PROBLEM TO SOLVE
Give the count of lines containing the string "this", with no other output.

Data records
___
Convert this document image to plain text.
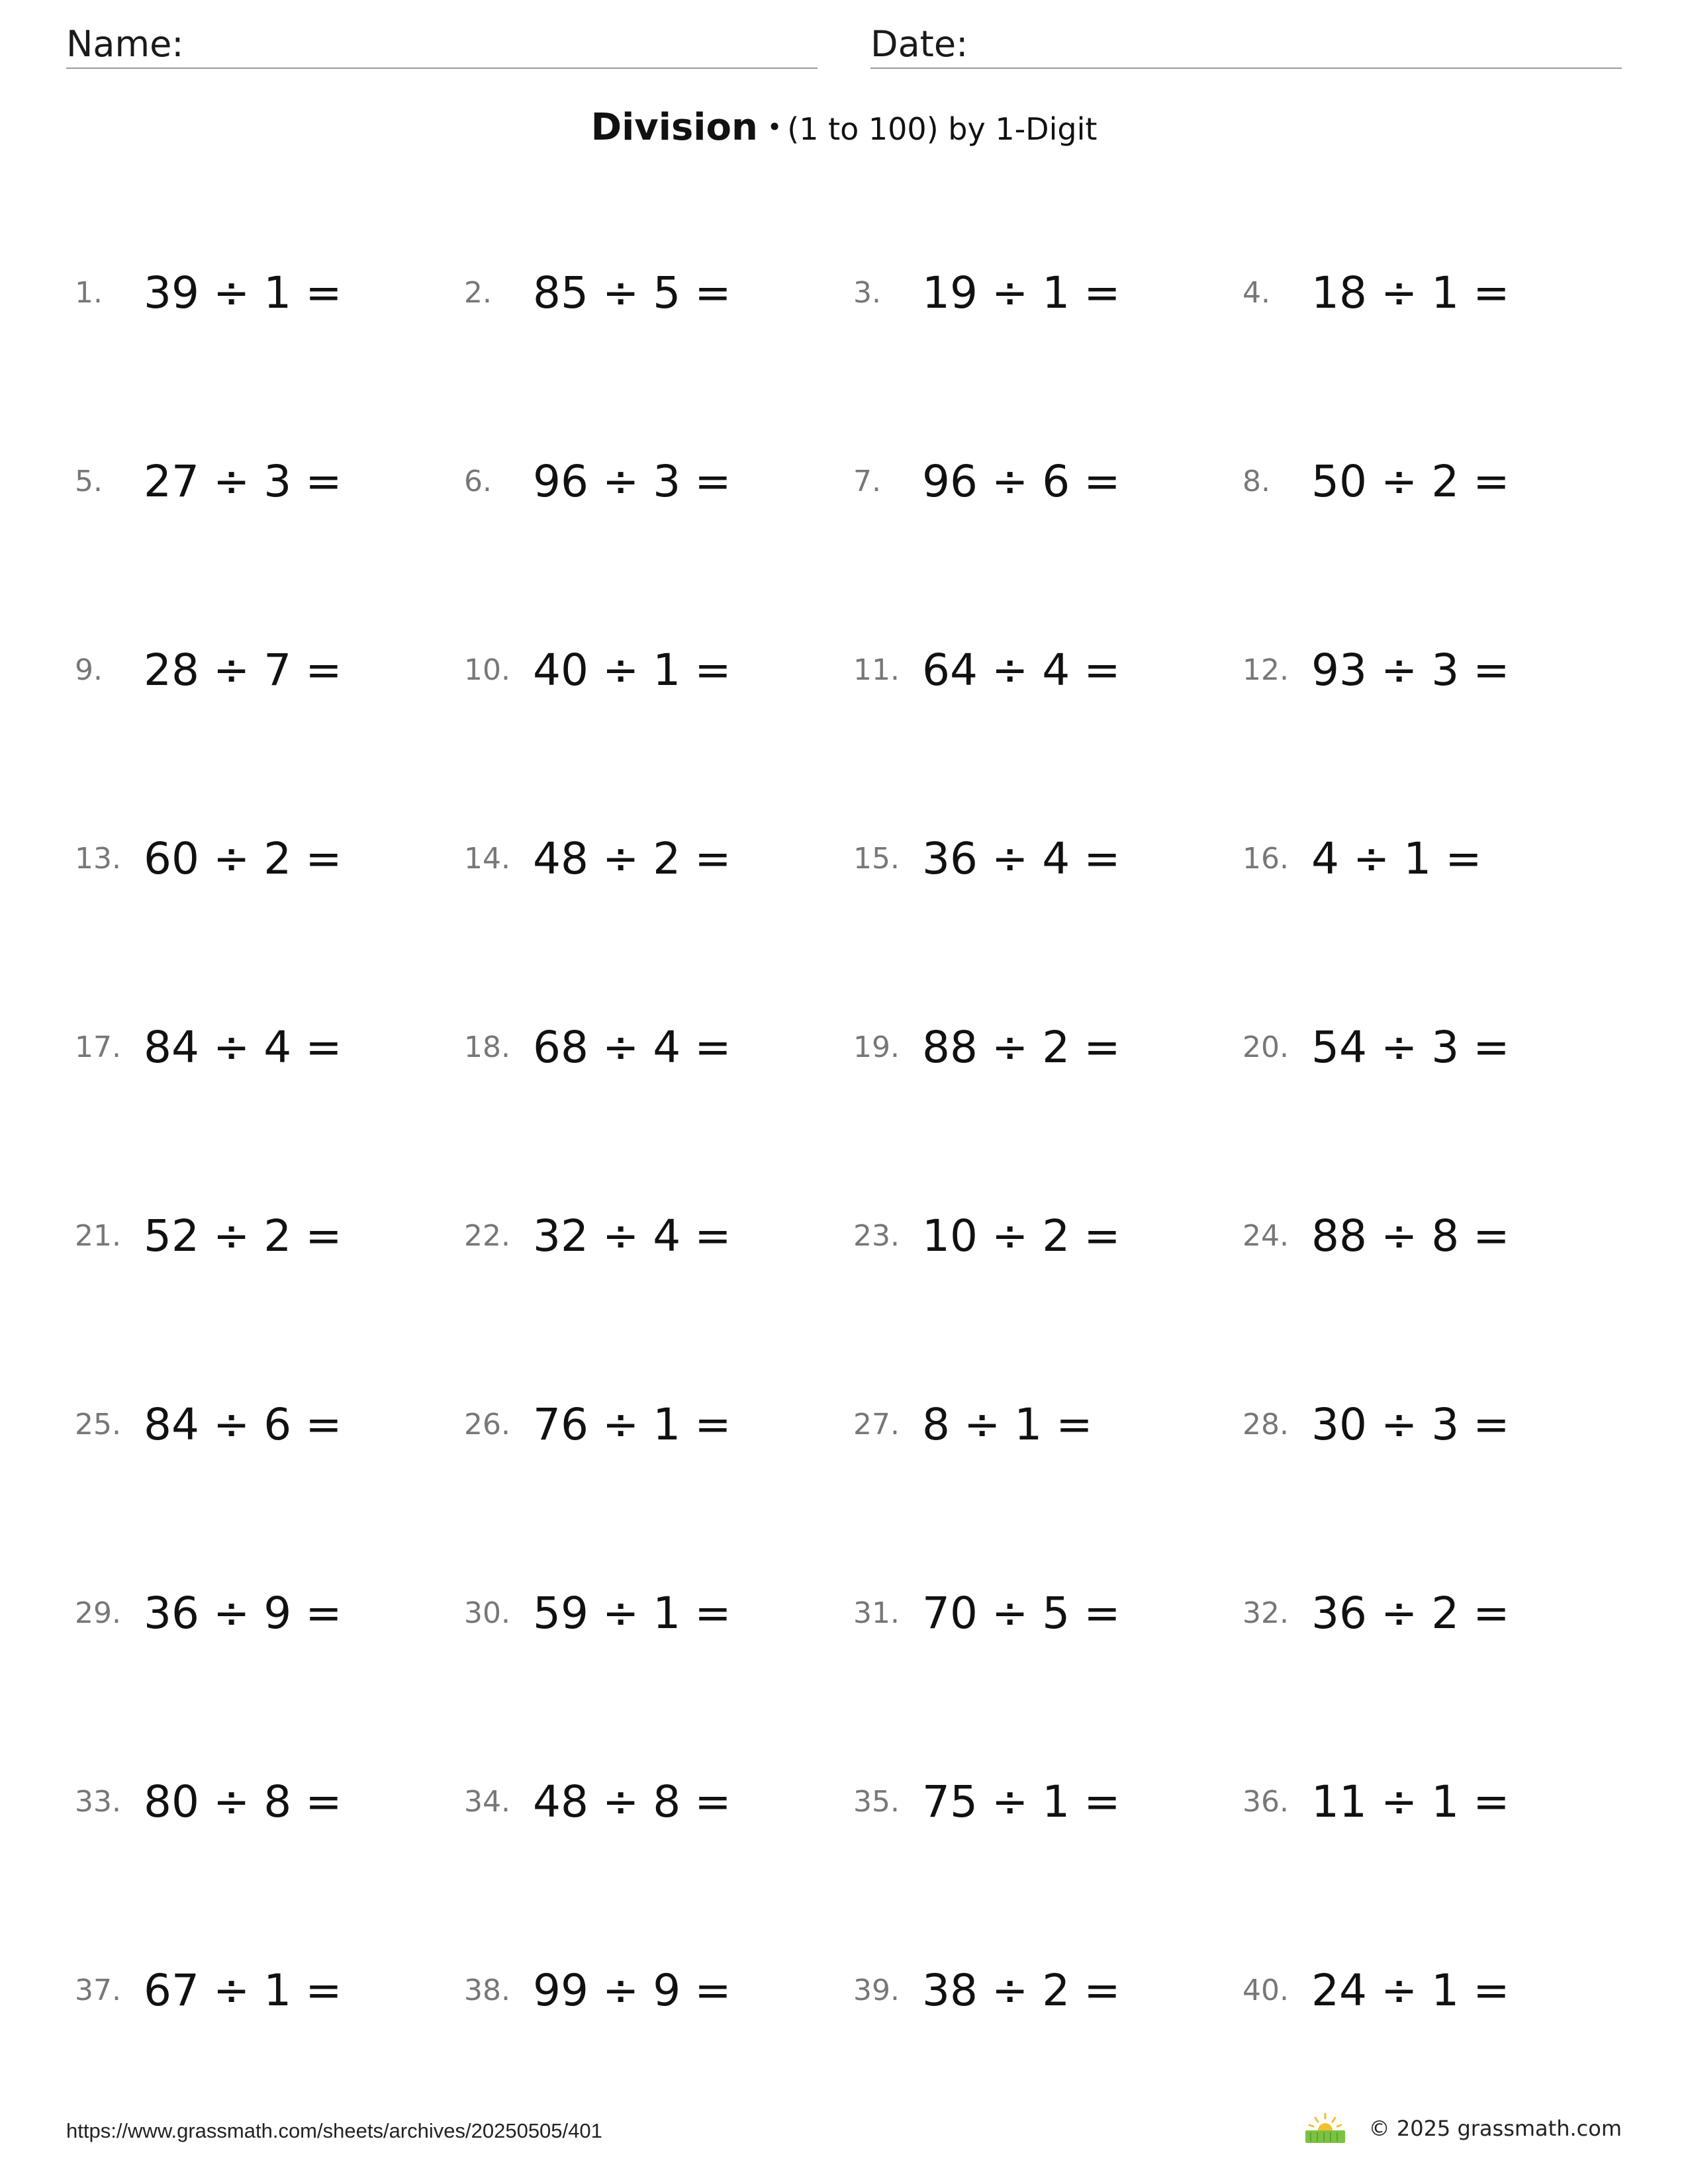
Name:	Date:
Division • (1 to 100) by 1-Digit
1. 39 ÷ 1 =	2. 85 ÷ 5 =	3. 19 ÷ 1 =	4. 18 ÷ 1 =
5. 27 ÷ 3 =	6. 96 ÷ 3 =	7. 96 ÷ 6 =	8. 50 ÷ 2 =
9. 28 ÷ 7 =	10. 40 ÷ 1 =	11. 64 ÷ 4 =	12. 93 ÷ 3 =
13. 60 ÷ 2 =	14. 48 ÷ 2 =	15. 36 ÷ 4 =	16. 4 ÷ 1 =
17. 84 ÷ 4 =	18. 68 ÷ 4 =	19. 88 ÷ 2 =	20. 54 ÷ 3 =
21. 52 ÷ 2 =	22. 32 ÷ 4 =	23. 10 ÷ 2 =	24. 88 ÷ 8 =
25. 84 ÷ 6 =	26. 76 ÷ 1 =	27. 8 ÷ 1 =	28. 30 ÷ 3 =
29. 36 ÷ 9 =	30. 59 ÷ 1 =	31. 70 ÷ 5 =	32. 36 ÷ 2 =
33. 80 ÷ 8 =	34. 48 ÷ 8 =	35. 75 ÷ 1 =	36. 11 ÷ 1 =
37. 67 ÷ 1 =	38. 99 ÷ 9 =	39. 38 ÷ 2 =	40. 24 ÷ 1 =
https://www.grassmath.com/sheets/archives/20250505/401	© 2025 grassmath.com
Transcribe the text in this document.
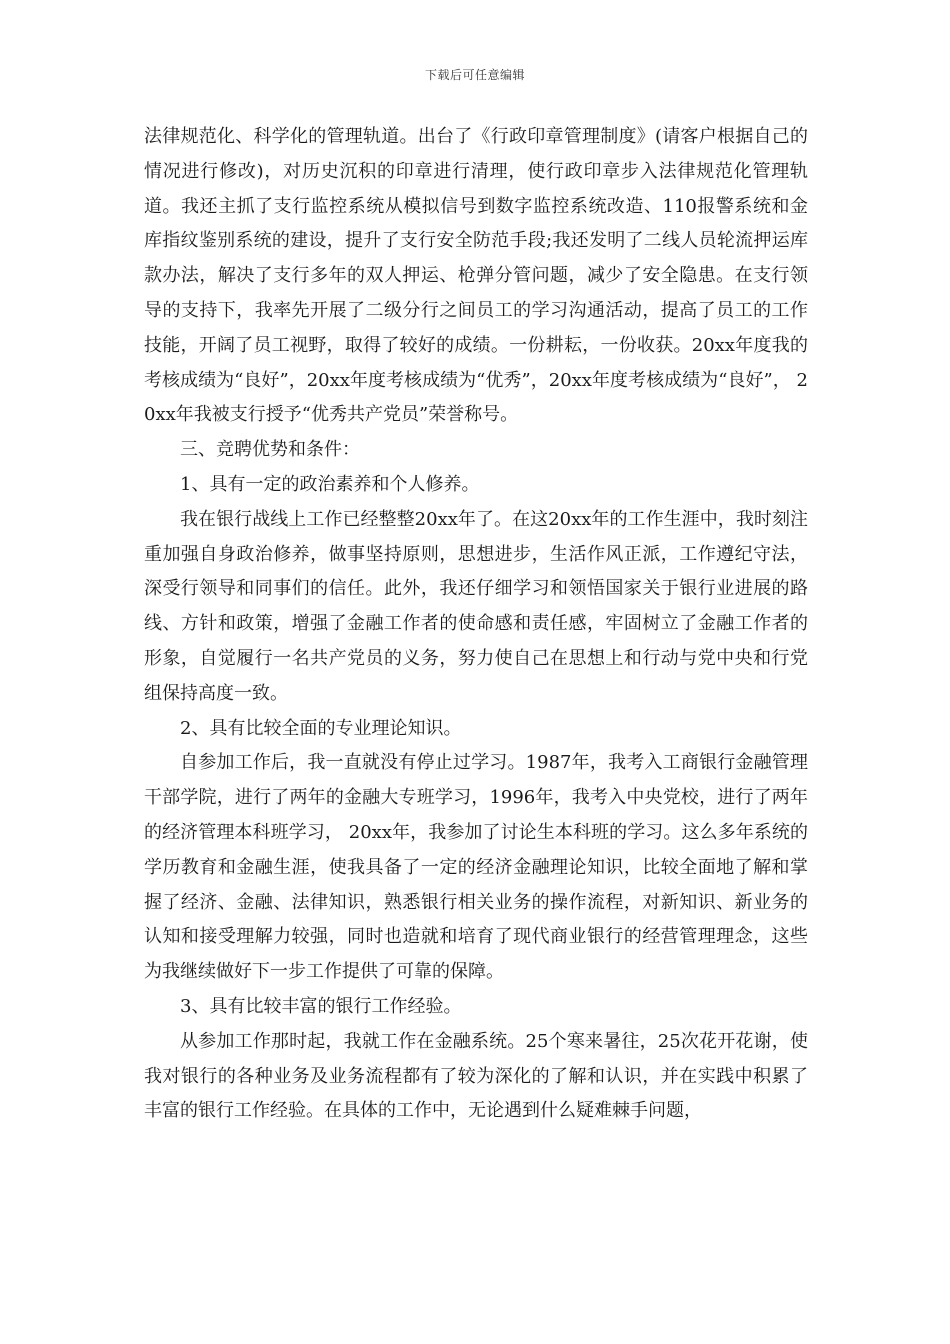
下载后可任意编辑

法律规范化、科学化的管理轨道。出台了《行政印章管理制度》(请客户根据自己的情况进行修改)，对历史沉积的印章进行清理，使行政印章步入法律规范化管理轨道。我还主抓了支行监控系统从模拟信号到数字监控系统改造、110报警系统和金库指纹鉴别系统的建设，提升了支行安全防范手段;我还发明了二线人员轮流押运库款办法，解决了支行多年的双人押运、枪弹分管问题，减少了安全隐患。在支行领导的支持下，我率先开展了二级分行之间员工的学习沟通活动，提高了员工的工作技能，开阔了员工视野，取得了较好的成绩。一份耕耘，一份收获。20xx年度我的考核成绩为“良好”，20xx年度考核成绩为“优秀”，20xx年度考核成绩为“良好”， 20xx年我被支行授予“优秀共产党员”荣誉称号。

三、竞聘优势和条件：

1、具有一定的政治素养和个人修养。

我在银行战线上工作已经整整20xx年了。在这20xx年的工作生涯中，我时刻注重加强自身政治修养，做事坚持原则，思想进步，生活作风正派，工作遵纪守法，深受行领导和同事们的信任。此外，我还仔细学习和领悟国家关于银行业进展的路线、方针和政策，增强了金融工作者的使命感和责任感，牢固树立了金融工作者的形象，自觉履行一名共产党员的义务，努力使自己在思想上和行动与党中央和行党组保持高度一致。

2、具有比较全面的专业理论知识。

自参加工作后，我一直就没有停止过学习。1987年，我考入工商银行金融管理干部学院，进行了两年的金融大专班学习，1996年，我考入中央党校，进行了两年的经济管理本科班学习， 20xx年，我参加了讨论生本科班的学习。这么多年系统的学历教育和金融生涯，使我具备了一定的经济金融理论知识，比较全面地了解和掌握了经济、金融、法律知识，熟悉银行相关业务的操作流程，对新知识、新业务的认知和接受理解力较强，同时也造就和培育了现代商业银行的经营管理理念，这些为我继续做好下一步工作提供了可靠的保障。

3、具有比较丰富的银行工作经验。

从参加工作那时起，我就工作在金融系统。25个寒来暑往，25次花开花谢，使我对银行的各种业务及业务流程都有了较为深化的了解和认识，并在实践中积累了丰富的银行工作经验。在具体的工作中，无论遇到什么疑难棘手问题，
___
WRITTEN REPLY
2